Saved entries

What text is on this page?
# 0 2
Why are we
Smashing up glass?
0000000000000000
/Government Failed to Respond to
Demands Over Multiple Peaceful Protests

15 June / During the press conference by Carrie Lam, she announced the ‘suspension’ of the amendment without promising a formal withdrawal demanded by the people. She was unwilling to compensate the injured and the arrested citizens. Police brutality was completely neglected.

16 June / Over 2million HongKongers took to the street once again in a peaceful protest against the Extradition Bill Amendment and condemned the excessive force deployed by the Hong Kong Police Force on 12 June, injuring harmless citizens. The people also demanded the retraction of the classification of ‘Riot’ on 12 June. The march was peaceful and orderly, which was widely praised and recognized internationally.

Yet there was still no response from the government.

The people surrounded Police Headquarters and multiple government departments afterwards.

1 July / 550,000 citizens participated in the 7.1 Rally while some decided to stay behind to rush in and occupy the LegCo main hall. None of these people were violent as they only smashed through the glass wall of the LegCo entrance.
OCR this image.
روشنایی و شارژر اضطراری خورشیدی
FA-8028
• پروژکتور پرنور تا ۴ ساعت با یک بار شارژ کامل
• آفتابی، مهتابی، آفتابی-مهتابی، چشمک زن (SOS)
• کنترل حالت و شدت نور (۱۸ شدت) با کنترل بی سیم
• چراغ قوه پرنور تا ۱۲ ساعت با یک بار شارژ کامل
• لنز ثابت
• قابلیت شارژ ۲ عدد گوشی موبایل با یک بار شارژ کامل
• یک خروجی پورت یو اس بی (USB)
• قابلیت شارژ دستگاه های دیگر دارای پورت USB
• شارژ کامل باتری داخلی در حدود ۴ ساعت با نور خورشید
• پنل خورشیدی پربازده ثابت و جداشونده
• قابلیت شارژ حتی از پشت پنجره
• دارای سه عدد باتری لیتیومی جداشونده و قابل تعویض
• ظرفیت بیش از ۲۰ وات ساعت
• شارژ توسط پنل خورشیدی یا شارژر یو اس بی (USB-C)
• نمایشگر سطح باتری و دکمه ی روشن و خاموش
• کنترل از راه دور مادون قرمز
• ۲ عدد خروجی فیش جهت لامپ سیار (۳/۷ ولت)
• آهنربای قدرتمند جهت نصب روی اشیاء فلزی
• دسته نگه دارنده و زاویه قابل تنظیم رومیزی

[Task goal]: Your task is to print the whole listing again exactly.

[Correct response]:
What text is on this page?
# 0 2
Why are we
Smashing up glass?
0000000000000000
/Government Failed to Respond to
Demands Over Multiple Peaceful Protests

15 June / During the press conference by Carrie Lam, she announced the ‘suspension’ of the amendment without promising a formal withdrawal demanded by the people. She was unwilling to compensate the injured and the arrested citizens. Police brutality was completely neglected.

16 June / Over 2million HongKongers took to the street once again in a peaceful protest against the Extradition Bill Amendment and condemned the excessive force deployed by the Hong Kong Police Force on 12 June, injuring harmless citizens. The people also demanded the retraction of the classification of ‘Riot’ on 12 June. The march was peaceful and orderly, which was widely praised and recognized internationally.

Yet there was still no response from the government.

The people surrounded Police Headquarters and multiple government departments afterwards.

1 July / 550,000 citizens participated in the 7.1 Rally while some decided to stay behind to rush in and occupy the LegCo main hall. None of these people were violent as they only smashed through the glass wall of the LegCo entrance.
OCR this image.
روشنایی و شارژر اضطراری خورشیدی
FA-8028
• پروژکتور پرنور تا ۴ ساعت با یک بار شارژ کامل
• آفتابی، مهتابی، آفتابی-مهتابی، چشمک زن (SOS)
• کنترل حالت و شدت نور (۱۸ شدت) با کنترل بی سیم
• چراغ قوه پرنور تا ۱۲ ساعت با یک بار شارژ کامل
• لنز ثابت
• قابلیت شارژ ۲ عدد گوشی موبایل با یک بار شارژ کامل
• یک خروجی پورت یو اس بی (USB)
• قابلیت شارژ دستگاه های دیگر دارای پورت USB
• شارژ کامل باتری داخلی در حدود ۴ ساعت با نور خورشید
• پنل خورشیدی پربازده ثابت و جداشونده
• قابلیت شارژ حتی از پشت پنجره
• دارای سه عدد باتری لیتیومی جداشونده و قابل تعویض
• ظرفیت بیش از ۲۰ وات ساعت
• شارژ توسط پنل خورشیدی یا شارژر یو اس بی (USB-C)
• نمایشگر سطح باتری و دکمه ی روشن و خاموش
• کنترل از راه دور مادون قرمز
• ۲ عدد خروجی فیش جهت لامپ سیار (۳/۷ ولت)
• آهنربای قدرتمند جهت نصب روی اشیاء فلزی
• دسته نگه دارنده و زاویه قابل تنظیم رومیزی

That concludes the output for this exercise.